» WHAT TO DO
In the entries below, count each line holding the word "this". Answer with the total alone.

(Some records)
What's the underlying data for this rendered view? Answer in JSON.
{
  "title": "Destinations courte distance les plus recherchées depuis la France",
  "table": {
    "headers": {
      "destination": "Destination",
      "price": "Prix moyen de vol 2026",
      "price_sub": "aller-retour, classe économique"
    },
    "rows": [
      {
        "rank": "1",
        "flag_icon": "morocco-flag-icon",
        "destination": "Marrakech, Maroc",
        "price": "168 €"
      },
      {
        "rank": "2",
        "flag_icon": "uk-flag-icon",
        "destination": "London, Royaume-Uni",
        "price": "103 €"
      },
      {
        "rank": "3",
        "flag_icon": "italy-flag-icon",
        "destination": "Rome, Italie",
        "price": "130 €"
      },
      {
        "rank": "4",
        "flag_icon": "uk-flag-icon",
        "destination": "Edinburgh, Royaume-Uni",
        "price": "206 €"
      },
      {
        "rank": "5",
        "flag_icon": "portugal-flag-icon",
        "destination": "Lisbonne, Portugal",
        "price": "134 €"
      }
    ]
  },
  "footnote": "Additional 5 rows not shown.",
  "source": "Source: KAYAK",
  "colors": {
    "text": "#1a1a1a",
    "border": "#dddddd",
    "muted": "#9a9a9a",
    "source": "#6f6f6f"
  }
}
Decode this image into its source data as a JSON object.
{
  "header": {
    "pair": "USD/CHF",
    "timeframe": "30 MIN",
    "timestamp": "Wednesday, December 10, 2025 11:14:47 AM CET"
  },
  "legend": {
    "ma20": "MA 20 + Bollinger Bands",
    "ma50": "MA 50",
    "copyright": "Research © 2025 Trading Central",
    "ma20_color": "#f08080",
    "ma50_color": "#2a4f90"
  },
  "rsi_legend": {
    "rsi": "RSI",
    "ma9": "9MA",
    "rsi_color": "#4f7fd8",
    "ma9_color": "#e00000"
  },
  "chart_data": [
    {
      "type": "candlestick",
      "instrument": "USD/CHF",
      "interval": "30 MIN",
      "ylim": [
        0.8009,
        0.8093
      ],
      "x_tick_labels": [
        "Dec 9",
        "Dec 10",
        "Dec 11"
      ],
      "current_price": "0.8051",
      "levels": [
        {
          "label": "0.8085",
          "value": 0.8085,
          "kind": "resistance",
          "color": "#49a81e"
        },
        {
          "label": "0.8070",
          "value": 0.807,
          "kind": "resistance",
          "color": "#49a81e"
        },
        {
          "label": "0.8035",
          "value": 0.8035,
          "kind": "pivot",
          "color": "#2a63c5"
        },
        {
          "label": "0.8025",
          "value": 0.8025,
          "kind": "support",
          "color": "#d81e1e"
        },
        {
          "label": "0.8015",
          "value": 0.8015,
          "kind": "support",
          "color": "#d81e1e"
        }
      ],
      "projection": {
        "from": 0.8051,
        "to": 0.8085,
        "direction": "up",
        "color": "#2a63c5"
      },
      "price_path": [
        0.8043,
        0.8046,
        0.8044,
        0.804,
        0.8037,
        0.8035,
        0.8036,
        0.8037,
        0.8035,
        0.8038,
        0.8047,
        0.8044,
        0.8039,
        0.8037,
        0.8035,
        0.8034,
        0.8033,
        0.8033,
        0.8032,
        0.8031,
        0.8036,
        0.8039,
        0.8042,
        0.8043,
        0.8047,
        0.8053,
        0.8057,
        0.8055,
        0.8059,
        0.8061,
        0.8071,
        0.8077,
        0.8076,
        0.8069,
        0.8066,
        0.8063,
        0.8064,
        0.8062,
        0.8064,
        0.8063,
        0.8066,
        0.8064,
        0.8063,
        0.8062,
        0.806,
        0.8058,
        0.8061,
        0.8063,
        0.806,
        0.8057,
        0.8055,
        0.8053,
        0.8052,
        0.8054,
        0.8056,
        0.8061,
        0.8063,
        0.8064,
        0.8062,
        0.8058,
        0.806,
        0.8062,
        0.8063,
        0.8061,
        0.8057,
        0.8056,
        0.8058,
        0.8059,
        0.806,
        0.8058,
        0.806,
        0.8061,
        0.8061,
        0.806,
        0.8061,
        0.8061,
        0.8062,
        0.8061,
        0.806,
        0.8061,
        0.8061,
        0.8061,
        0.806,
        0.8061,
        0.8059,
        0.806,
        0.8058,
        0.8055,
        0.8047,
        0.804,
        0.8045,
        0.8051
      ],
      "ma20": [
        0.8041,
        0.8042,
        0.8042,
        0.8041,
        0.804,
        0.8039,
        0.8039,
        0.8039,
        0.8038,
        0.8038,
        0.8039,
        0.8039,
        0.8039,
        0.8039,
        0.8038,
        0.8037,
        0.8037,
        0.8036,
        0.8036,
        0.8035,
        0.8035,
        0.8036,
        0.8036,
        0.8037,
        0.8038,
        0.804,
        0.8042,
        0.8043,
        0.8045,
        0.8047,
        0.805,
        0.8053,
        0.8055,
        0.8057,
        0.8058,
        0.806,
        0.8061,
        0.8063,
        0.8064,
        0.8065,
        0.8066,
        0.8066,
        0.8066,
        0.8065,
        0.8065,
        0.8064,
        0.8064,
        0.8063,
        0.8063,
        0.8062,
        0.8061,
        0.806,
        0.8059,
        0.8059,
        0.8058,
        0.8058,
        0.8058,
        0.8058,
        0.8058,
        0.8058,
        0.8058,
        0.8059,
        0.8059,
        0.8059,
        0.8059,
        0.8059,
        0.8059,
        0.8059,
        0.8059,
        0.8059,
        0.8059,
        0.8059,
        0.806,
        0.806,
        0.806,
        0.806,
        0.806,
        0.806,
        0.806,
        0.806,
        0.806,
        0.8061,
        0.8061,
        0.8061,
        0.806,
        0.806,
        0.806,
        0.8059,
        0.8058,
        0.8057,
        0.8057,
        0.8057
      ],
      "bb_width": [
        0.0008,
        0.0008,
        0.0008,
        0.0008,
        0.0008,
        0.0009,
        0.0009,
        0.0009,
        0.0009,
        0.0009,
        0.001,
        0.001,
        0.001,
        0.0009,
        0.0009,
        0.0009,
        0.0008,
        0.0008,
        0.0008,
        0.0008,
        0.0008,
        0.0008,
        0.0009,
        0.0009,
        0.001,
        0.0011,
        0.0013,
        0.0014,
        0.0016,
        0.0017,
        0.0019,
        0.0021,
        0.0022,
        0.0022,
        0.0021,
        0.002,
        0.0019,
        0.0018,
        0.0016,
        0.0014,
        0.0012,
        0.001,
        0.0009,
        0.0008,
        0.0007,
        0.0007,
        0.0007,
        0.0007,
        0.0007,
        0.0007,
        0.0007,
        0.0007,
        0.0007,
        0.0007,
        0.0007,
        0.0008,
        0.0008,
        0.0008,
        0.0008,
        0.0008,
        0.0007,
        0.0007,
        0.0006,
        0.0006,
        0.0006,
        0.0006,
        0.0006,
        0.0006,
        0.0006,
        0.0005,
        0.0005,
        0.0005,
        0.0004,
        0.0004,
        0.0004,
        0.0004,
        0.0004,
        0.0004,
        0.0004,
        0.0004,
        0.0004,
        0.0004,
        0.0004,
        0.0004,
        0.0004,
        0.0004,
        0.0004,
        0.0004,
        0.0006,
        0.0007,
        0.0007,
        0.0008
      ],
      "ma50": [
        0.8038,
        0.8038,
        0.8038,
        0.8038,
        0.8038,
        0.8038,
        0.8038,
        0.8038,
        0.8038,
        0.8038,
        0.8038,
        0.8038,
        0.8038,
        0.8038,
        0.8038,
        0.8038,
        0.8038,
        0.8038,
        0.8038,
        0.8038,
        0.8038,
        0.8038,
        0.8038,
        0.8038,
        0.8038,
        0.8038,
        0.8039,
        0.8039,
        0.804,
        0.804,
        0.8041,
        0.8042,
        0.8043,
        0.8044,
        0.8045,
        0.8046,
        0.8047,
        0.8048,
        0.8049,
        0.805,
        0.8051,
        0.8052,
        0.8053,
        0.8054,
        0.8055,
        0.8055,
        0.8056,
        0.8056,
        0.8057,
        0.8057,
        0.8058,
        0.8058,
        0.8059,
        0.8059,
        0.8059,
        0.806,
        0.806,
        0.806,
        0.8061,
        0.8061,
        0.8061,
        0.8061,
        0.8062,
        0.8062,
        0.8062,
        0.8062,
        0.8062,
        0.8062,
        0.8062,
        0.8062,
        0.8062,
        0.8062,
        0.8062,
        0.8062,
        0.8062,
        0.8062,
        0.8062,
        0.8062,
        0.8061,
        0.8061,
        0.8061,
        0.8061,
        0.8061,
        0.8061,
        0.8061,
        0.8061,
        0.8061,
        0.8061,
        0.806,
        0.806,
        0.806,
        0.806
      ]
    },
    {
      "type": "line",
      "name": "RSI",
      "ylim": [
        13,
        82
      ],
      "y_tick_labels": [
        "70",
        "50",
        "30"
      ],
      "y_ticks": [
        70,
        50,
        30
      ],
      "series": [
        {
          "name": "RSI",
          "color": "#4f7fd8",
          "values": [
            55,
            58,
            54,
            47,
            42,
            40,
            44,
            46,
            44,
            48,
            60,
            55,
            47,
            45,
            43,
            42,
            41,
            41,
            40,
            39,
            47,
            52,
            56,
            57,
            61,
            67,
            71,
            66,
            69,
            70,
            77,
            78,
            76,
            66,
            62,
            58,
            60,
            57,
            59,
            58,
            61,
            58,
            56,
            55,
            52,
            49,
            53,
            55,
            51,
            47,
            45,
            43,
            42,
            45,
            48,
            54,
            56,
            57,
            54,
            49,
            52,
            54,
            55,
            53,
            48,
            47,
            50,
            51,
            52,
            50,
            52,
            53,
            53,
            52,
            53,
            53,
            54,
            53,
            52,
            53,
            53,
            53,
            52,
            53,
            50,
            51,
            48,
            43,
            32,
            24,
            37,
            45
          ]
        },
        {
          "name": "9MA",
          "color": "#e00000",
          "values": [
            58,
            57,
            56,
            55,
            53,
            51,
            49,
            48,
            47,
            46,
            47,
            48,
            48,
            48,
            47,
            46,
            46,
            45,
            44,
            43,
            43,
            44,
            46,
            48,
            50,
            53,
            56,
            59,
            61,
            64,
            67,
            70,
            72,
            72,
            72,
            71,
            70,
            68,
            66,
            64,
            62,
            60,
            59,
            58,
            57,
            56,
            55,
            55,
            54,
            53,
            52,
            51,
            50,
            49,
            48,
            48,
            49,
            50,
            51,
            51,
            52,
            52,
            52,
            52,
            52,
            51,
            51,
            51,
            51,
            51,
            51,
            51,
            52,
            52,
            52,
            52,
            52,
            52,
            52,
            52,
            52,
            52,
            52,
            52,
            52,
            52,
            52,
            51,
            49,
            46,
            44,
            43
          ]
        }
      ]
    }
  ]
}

» EXERCISE OUTPUT
2